■ Source document:
In situ measurements also reveal a cooler electron core (T_c <  T_h), but this core is more dense than halo population and has an average number density n_c = 0.95 n₀ (Maksimovic et al. 2005; Štverák et al. 2008; Pierrard et al. 2016). Both populations may show comparable temperature anisotropies, i.e., A_c ∼ A_h, which trigger different instabilities such as the WI ignited by T_⊥ >  T_∥ or firehose instabilities driven by T_∥ >  T_⊥ (Pierrard et al. 2016; Lazar et al. 2018a). Recent reports using Wind data have suggested that the core drift velocity is comparable to, or larger than the Alfvén speed $|U_{\mathrm{c}}^{\mathit{w}}|/{\mathit{v}}_A\le 6$ (implying $|u_{\mathrm{c}}^{\mathit{w}}|={\mu }^{-1/2}|U_{\mathrm{c}}^{\mathit{w}}|/{\mathit{v}}_{\mathrm{A}}\le 0.13$ at electron scales, where μ = m_p/m_e is the proton–electron mass ratio) (Pulupa et al. 2014; Tong et al. 2018). As mentioned in the Introduction, the core–halo relative drift velocity can be source of beaming instabilities, such as WHFI and firehose-like instabilities (Gary 1985; Saeed et al. 2017; Shaaban et al. 2018a,b; Tong et al. 2019). Values adopted in this work for the relative drift velocities are sufficiently small, for example, $u_{\mathrm{c}}=0.013\ll u_{\mathrm{c}}^{\mathit{w}}$, to guarantee a whistler unstable regime (with a major stimulating effect of the heat flux; see Shaaban et al. 2018b) and allow us to compare our results with the observations showing the limits of temperature anisotropy A = T_⊥/T_∥ >  1 reported in Štverák et al. (2008). To be consistent with our model in Eq. (2) we selected only the events associated with thermalized halo components, i.e., described by a κ-distribution with large enough κ >  6. Plasma parameters (dimensionless) adopted as initial conditions in our present analysis are tabulated in Table 1, unless otherwise specified.

■ Provided information:
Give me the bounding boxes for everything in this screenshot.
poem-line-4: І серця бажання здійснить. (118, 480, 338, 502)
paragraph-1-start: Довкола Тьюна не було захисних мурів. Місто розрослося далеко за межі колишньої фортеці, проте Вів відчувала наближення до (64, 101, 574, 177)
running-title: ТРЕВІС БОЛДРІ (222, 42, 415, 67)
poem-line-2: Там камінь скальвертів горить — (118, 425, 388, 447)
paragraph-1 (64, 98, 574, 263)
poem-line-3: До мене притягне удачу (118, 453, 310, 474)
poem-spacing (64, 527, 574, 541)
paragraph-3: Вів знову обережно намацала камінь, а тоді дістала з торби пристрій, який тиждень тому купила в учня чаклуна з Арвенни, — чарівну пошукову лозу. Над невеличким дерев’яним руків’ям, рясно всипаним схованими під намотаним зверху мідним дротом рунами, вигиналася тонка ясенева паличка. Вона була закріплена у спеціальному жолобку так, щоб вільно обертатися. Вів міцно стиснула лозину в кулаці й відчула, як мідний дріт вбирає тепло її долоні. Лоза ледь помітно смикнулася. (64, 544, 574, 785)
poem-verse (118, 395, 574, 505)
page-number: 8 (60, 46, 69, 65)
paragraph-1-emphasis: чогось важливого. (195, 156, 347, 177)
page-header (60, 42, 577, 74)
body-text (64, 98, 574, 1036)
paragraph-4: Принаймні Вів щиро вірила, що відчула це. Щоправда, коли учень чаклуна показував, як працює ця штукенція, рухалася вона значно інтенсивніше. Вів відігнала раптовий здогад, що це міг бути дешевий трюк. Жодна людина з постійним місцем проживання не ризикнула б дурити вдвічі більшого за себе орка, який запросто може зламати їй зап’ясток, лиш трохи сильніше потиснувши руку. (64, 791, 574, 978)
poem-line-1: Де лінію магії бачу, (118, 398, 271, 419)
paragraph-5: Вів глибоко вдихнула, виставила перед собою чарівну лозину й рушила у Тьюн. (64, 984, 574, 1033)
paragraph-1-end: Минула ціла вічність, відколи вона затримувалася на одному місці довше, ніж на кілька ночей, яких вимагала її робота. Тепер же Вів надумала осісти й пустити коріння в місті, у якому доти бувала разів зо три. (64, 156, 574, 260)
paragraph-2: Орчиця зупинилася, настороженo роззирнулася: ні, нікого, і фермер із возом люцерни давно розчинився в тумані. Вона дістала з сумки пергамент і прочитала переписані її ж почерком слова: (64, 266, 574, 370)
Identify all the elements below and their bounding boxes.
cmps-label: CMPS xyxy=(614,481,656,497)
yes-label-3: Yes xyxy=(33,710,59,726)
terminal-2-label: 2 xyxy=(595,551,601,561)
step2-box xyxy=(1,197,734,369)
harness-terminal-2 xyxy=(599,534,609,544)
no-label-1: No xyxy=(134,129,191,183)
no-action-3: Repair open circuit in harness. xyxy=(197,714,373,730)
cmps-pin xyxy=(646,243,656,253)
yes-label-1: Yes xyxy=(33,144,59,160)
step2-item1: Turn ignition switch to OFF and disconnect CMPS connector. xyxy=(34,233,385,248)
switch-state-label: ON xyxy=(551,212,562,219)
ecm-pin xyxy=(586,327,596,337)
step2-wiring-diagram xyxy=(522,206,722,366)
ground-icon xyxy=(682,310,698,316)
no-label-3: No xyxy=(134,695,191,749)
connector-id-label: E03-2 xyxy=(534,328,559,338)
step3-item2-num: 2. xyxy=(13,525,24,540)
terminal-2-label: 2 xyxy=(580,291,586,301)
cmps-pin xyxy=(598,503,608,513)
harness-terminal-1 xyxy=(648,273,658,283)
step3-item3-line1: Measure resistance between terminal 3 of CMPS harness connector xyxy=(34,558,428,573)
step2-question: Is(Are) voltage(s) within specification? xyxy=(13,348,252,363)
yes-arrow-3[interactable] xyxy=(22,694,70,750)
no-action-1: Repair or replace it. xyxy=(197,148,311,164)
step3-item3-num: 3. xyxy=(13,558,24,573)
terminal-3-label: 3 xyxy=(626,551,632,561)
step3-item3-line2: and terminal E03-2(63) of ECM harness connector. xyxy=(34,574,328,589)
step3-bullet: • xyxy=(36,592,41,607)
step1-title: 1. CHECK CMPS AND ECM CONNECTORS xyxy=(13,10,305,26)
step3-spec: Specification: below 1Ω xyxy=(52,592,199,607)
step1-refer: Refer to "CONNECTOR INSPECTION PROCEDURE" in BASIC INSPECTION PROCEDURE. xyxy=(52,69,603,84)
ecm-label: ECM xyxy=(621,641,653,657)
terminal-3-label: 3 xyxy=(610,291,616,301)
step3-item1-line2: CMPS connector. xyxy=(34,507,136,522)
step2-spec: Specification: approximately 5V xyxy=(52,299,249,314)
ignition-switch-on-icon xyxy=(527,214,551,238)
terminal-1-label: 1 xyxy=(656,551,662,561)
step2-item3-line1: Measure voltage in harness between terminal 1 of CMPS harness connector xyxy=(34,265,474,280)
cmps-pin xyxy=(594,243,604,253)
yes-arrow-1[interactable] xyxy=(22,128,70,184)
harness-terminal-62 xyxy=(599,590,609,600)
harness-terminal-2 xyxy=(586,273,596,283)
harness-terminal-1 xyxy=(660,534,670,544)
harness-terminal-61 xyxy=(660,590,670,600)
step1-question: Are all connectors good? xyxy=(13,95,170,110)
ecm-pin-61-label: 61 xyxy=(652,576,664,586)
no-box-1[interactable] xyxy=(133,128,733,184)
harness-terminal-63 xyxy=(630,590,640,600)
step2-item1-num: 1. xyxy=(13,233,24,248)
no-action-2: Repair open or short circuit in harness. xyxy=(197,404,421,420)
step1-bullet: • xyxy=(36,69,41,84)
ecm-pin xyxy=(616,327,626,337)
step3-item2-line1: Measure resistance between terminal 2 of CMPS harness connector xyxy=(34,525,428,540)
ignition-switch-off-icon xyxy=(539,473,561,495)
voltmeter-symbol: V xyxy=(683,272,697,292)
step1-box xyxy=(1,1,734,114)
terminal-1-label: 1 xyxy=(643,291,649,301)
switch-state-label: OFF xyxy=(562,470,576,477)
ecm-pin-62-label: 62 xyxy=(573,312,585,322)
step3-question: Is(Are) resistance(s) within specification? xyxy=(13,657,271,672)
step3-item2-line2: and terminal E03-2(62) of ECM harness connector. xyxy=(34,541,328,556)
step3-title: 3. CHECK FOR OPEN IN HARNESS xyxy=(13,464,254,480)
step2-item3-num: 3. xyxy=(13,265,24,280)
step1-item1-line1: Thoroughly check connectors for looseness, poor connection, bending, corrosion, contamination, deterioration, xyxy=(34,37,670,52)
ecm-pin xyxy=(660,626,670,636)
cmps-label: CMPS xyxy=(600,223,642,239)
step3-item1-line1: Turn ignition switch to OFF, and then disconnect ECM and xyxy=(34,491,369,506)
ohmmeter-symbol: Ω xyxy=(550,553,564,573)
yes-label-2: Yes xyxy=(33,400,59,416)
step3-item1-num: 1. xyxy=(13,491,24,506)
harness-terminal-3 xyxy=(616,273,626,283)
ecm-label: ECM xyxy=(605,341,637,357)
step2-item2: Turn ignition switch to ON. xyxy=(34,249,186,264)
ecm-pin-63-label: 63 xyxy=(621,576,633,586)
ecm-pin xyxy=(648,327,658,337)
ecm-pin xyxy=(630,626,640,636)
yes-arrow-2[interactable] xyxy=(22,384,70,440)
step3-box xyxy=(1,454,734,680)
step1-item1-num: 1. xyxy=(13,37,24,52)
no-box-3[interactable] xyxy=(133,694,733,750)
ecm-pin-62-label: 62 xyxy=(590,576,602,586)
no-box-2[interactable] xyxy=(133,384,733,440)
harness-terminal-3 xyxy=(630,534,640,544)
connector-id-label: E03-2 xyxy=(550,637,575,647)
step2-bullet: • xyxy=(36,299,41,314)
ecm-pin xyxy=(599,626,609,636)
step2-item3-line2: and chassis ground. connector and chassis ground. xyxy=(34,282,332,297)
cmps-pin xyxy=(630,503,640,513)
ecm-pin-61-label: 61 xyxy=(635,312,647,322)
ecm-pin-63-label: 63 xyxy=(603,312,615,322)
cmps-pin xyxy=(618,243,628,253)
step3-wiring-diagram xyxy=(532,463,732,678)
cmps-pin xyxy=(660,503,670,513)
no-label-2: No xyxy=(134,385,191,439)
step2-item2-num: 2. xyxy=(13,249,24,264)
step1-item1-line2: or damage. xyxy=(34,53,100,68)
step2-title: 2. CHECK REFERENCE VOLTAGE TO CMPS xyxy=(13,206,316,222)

■ Task statement:
Continue the passage on electron core and halo populations and their instabilities from its final sentence.

■ Solved exercise:
3. Quasilinear theory

In a collisionless and homogeneous electron-proton plasma the linear (instantaneous) dispersion relation describing whistler modes (Shaaban et al. 2018b) is written as

$$\begin{array}{cc}\hfill {\stackrel{\sim }{k}}^2& =(1-\delta )[{\mathrm{\Lambda }}_{\mathrm{c}}+\frac{({\mathrm{\Lambda }}_{\mathrm{c}}+1)(\stackrel{\sim }{\omega }-\stackrel{\sim }{k}{u}_{\mathrm{c}})-{\mathrm{\Lambda }}_{\mathrm{c}}}{\stackrel{\sim }{k}\sqrt{{\beta }_{\mathrm{c}}}}{Z}_{\mathrm{c}}\left(\frac{\stackrel{\sim }{\omega }-1-\stackrel{\sim }{k}{u}_{\mathrm{c}}}{\stackrel{\sim }{k}\sqrt{{\beta }_{\mathrm{c}}}}\right)]\hfill \\ \hfill & +\delta [{\mathrm{\Lambda }}_{\mathrm{h}}+\frac{({\mathrm{\Lambda }}_{\mathrm{h}}+1)(\stackrel{\sim }{\omega }-\stackrel{\sim }{k}{u}_{\mathrm{h}})-{\mathrm{\Lambda }}_{\mathrm{h}}}{\stackrel{\sim }{k}\sqrt{{\beta }_{\mathrm{h}}}}{Z}_h\left(\frac{\stackrel{\sim }{\omega }-1-\stackrel{\sim }{k}{u}_{\mathrm{h}}}{\stackrel{\sim }{k}\sqrt{{\beta }_{\mathrm{h}}}}\right)]\hfill \\ \hfill & +\frac{\stackrel{\sim }{\omega }}{\stackrel{\sim }{k}\sqrt{\mu {\beta }_{\mathrm{p}}}}{Z}_{\mathrm{p}}\left(\frac{\mu \stackrel{\sim }{\omega }+1}{\stackrel{\sim }{k}\sqrt{\mu {\beta }_{\mathrm{p}}}}\right),\hfill \end{array}$$(4)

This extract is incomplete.